**Data for this task**
★ ★ ★

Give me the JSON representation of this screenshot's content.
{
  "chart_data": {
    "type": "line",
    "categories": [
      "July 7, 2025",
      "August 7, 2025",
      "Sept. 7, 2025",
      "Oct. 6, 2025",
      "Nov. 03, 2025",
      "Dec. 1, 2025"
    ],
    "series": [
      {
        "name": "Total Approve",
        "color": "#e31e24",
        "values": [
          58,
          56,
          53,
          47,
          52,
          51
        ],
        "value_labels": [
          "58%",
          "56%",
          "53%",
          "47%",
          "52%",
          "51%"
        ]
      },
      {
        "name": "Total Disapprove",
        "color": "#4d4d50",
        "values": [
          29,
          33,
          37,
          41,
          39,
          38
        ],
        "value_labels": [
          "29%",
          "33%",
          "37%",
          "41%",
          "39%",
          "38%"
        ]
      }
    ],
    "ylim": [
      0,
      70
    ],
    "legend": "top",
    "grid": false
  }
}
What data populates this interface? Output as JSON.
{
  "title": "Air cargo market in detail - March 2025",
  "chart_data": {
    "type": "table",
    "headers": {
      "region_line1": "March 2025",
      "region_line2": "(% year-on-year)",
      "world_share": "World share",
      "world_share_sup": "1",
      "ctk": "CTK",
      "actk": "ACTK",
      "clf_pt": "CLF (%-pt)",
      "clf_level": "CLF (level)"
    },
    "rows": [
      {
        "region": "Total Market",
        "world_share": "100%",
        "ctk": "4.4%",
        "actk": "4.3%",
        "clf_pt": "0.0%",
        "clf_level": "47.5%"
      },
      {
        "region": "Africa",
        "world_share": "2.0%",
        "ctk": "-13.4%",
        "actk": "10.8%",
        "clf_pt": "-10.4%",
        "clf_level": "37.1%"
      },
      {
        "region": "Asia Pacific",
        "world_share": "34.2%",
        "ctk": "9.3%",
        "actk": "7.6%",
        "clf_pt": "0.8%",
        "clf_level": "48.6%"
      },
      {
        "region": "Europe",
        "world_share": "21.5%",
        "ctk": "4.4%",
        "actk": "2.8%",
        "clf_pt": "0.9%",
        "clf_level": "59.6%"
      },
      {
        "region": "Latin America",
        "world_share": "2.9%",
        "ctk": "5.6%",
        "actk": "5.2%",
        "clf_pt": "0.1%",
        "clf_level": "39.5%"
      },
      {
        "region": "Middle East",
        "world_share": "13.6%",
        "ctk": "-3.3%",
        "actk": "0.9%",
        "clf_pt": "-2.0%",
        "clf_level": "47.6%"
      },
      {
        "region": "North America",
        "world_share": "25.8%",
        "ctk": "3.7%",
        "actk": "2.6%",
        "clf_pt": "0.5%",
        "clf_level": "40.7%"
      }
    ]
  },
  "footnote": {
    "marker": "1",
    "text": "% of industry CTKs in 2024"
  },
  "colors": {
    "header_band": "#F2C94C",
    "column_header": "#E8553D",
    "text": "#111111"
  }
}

★ ★ ★

**Task goal**
Exactly reproduce all of the entries above.

**Task response**
Give me the JSON representation of this screenshot's content.
{
  "chart_data": {
    "type": "line",
    "categories": [
      "July 7, 2025",
      "August 7, 2025",
      "Sept. 7, 2025",
      "Oct. 6, 2025",
      "Nov. 03, 2025",
      "Dec. 1, 2025"
    ],
    "series": [
      {
        "name": "Total Approve",
        "color": "#e31e24",
        "values": [
          58,
          56,
          53,
          47,
          52,
          51
        ],
        "value_labels": [
          "58%",
          "56%",
          "53%",
          "47%",
          "52%",
          "51%"
        ]
      },
      {
        "name": "Total Disapprove",
        "color": "#4d4d50",
        "values": [
          29,
          33,
          37,
          41,
          39,
          38
        ],
        "value_labels": [
          "29%",
          "33%",
          "37%",
          "41%",
          "39%",
          "38%"
        ]
      }
    ],
    "ylim": [
      0,
      70
    ],
    "legend": "top",
    "grid": false
  }
}
What data populates this interface? Output as JSON.
{
  "title": "Air cargo market in detail - March 2025",
  "chart_data": {
    "type": "table",
    "headers": {
      "region_line1": "March 2025",
      "region_line2": "(% year-on-year)",
      "world_share": "World share",
      "world_share_sup": "1",
      "ctk": "CTK",
      "actk": "ACTK",
      "clf_pt": "CLF (%-pt)",
      "clf_level": "CLF (level)"
    },
    "rows": [
      {
        "region": "Total Market",
        "world_share": "100%",
        "ctk": "4.4%",
        "actk": "4.3%",
        "clf_pt": "0.0%",
        "clf_level": "47.5%"
      },
      {
        "region": "Africa",
        "world_share": "2.0%",
        "ctk": "-13.4%",
        "actk": "10.8%",
        "clf_pt": "-10.4%",
        "clf_level": "37.1%"
      },
      {
        "region": "Asia Pacific",
        "world_share": "34.2%",
        "ctk": "9.3%",
        "actk": "7.6%",
        "clf_pt": "0.8%",
        "clf_level": "48.6%"
      },
      {
        "region": "Europe",
        "world_share": "21.5%",
        "ctk": "4.4%",
        "actk": "2.8%",
        "clf_pt": "0.9%",
        "clf_level": "59.6%"
      },
      {
        "region": "Latin America",
        "world_share": "2.9%",
        "ctk": "5.6%",
        "actk": "5.2%",
        "clf_pt": "0.1%",
        "clf_level": "39.5%"
      },
      {
        "region": "Middle East",
        "world_share": "13.6%",
        "ctk": "-3.3%",
        "actk": "0.9%",
        "clf_pt": "-2.0%",
        "clf_level": "47.6%"
      },
      {
        "region": "North America",
        "world_share": "25.8%",
        "ctk": "3.7%",
        "actk": "2.6%",
        "clf_pt": "0.5%",
        "clf_level": "40.7%"
      }
    ]
  },
  "footnote": {
    "marker": "1",
    "text": "% of industry CTKs in 2024"
  },
  "colors": {
    "header_band": "#F2C94C",
    "column_header": "#E8553D",
    "text": "#111111"
  }
}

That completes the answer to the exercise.